____ Exercise input
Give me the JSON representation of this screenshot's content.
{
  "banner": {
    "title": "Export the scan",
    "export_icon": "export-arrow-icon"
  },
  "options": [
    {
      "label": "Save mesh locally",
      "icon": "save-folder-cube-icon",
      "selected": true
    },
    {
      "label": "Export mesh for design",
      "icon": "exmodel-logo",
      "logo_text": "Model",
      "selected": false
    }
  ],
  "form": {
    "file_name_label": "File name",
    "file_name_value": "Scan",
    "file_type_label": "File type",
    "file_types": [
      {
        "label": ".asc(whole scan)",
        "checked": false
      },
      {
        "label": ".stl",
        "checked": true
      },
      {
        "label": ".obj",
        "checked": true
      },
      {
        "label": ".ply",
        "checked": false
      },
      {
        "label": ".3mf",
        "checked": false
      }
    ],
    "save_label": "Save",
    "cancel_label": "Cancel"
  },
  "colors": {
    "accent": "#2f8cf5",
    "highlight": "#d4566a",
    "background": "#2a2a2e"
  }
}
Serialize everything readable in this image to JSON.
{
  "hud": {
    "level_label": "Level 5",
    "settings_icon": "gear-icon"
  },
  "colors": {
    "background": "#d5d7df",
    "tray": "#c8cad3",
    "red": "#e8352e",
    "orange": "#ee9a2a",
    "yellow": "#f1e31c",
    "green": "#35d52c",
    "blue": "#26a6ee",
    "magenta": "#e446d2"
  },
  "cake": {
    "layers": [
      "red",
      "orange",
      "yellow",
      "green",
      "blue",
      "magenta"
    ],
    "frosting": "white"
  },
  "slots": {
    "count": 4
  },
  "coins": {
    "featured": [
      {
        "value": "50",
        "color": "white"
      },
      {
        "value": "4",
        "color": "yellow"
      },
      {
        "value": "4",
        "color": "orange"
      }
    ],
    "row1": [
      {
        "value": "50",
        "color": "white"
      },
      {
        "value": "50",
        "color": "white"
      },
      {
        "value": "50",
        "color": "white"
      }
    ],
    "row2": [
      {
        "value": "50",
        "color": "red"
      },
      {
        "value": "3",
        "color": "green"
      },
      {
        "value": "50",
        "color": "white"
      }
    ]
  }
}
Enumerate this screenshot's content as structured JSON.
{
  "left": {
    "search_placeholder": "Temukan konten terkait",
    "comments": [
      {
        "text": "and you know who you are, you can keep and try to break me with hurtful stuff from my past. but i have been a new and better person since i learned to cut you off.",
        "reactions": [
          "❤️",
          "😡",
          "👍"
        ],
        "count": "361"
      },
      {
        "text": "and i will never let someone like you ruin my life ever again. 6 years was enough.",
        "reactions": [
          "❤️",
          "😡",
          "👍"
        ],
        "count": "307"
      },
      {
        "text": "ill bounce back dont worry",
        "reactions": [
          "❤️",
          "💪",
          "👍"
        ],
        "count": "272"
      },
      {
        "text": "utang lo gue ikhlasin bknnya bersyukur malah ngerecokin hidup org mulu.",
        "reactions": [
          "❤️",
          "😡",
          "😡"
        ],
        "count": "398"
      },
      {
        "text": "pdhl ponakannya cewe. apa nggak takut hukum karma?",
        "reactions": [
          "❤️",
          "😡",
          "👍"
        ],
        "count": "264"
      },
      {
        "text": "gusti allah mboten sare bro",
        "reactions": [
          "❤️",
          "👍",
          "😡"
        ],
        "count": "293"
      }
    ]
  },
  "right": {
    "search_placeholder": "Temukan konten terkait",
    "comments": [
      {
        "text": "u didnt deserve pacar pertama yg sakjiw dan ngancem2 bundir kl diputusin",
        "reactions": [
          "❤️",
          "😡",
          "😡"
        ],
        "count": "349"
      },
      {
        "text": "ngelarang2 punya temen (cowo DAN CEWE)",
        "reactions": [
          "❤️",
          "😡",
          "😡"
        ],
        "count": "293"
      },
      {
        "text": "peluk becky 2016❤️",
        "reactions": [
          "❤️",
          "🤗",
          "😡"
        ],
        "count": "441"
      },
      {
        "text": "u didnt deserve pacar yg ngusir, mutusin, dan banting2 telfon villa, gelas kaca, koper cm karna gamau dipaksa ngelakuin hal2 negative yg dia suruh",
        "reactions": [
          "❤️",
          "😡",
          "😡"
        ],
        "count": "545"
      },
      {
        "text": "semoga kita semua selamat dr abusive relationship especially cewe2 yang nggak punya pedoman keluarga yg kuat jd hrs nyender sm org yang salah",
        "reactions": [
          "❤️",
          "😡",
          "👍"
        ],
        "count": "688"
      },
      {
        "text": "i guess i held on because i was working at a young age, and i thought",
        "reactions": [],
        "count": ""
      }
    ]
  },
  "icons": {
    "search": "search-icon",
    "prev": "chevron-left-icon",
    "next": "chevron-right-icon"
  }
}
________
What is needed ->
Reproduce the complete set of lines precisely as supplied.

Expected answer ->
Give me the JSON representation of this screenshot's content.
{
  "banner": {
    "title": "Export the scan",
    "export_icon": "export-arrow-icon"
  },
  "options": [
    {
      "label": "Save mesh locally",
      "icon": "save-folder-cube-icon",
      "selected": true
    },
    {
      "label": "Export mesh for design",
      "icon": "exmodel-logo",
      "logo_text": "Model",
      "selected": false
    }
  ],
  "form": {
    "file_name_label": "File name",
    "file_name_value": "Scan",
    "file_type_label": "File type",
    "file_types": [
      {
        "label": ".asc(whole scan)",
        "checked": false
      },
      {
        "label": ".stl",
        "checked": true
      },
      {
        "label": ".obj",
        "checked": true
      },
      {
        "label": ".ply",
        "checked": false
      },
      {
        "label": ".3mf",
        "checked": false
      }
    ],
    "save_label": "Save",
    "cancel_label": "Cancel"
  },
  "colors": {
    "accent": "#2f8cf5",
    "highlight": "#d4566a",
    "background": "#2a2a2e"
  }
}
Serialize everything readable in this image to JSON.
{
  "hud": {
    "level_label": "Level 5",
    "settings_icon": "gear-icon"
  },
  "colors": {
    "background": "#d5d7df",
    "tray": "#c8cad3",
    "red": "#e8352e",
    "orange": "#ee9a2a",
    "yellow": "#f1e31c",
    "green": "#35d52c",
    "blue": "#26a6ee",
    "magenta": "#e446d2"
  },
  "cake": {
    "layers": [
      "red",
      "orange",
      "yellow",
      "green",
      "blue",
      "magenta"
    ],
    "frosting": "white"
  },
  "slots": {
    "count": 4
  },
  "coins": {
    "featured": [
      {
        "value": "50",
        "color": "white"
      },
      {
        "value": "4",
        "color": "yellow"
      },
      {
        "value": "4",
        "color": "orange"
      }
    ],
    "row1": [
      {
        "value": "50",
        "color": "white"
      },
      {
        "value": "50",
        "color": "white"
      },
      {
        "value": "50",
        "color": "white"
      }
    ],
    "row2": [
      {
        "value": "50",
        "color": "red"
      },
      {
        "value": "3",
        "color": "green"
      },
      {
        "value": "50",
        "color": "white"
      }
    ]
  }
}
Enumerate this screenshot's content as structured JSON.
{
  "left": {
    "search_placeholder": "Temukan konten terkait",
    "comments": [
      {
        "text": "and you know who you are, you can keep and try to break me with hurtful stuff from my past. but i have been a new and better person since i learned to cut you off.",
        "reactions": [
          "❤️",
          "😡",
          "👍"
        ],
        "count": "361"
      },
      {
        "text": "and i will never let someone like you ruin my life ever again. 6 years was enough.",
        "reactions": [
          "❤️",
          "😡",
          "👍"
        ],
        "count": "307"
      },
      {
        "text": "ill bounce back dont worry",
        "reactions": [
          "❤️",
          "💪",
          "👍"
        ],
        "count": "272"
      },
      {
        "text": "utang lo gue ikhlasin bknnya bersyukur malah ngerecokin hidup org mulu.",
        "reactions": [
          "❤️",
          "😡",
          "😡"
        ],
        "count": "398"
      },
      {
        "text": "pdhl ponakannya cewe. apa nggak takut hukum karma?",
        "reactions": [
          "❤️",
          "😡",
          "👍"
        ],
        "count": "264"
      },
      {
        "text": "gusti allah mboten sare bro",
        "reactions": [
          "❤️",
          "👍",
          "😡"
        ],
        "count": "293"
      }
    ]
  },
  "right": {
    "search_placeholder": "Temukan konten terkait",
    "comments": [
      {
        "text": "u didnt deserve pacar pertama yg sakjiw dan ngancem2 bundir kl diputusin",
        "reactions": [
          "❤️",
          "😡",
          "😡"
        ],
        "count": "349"
      },
      {
        "text": "ngelarang2 punya temen (cowo DAN CEWE)",
        "reactions": [
          "❤️",
          "😡",
          "😡"
        ],
        "count": "293"
      },
      {
        "text": "peluk becky 2016❤️",
        "reactions": [
          "❤️",
          "🤗",
          "😡"
        ],
        "count": "441"
      },
      {
        "text": "u didnt deserve pacar yg ngusir, mutusin, dan banting2 telfon villa, gelas kaca, koper cm karna gamau dipaksa ngelakuin hal2 negative yg dia suruh",
        "reactions": [
          "❤️",
          "😡",
          "😡"
        ],
        "count": "545"
      },
      {
        "text": "semoga kita semua selamat dr abusive relationship especially cewe2 yang nggak punya pedoman keluarga yg kuat jd hrs nyender sm org yang salah",
        "reactions": [
          "❤️",
          "😡",
          "👍"
        ],
        "count": "688"
      },
      {
        "text": "i guess i held on because i was working at a young age, and i thought",
        "reactions": [],
        "count": ""
      }
    ]
  },
  "icons": {
    "search": "search-icon",
    "prev": "chevron-left-icon",
    "next": "chevron-right-icon"
  }
}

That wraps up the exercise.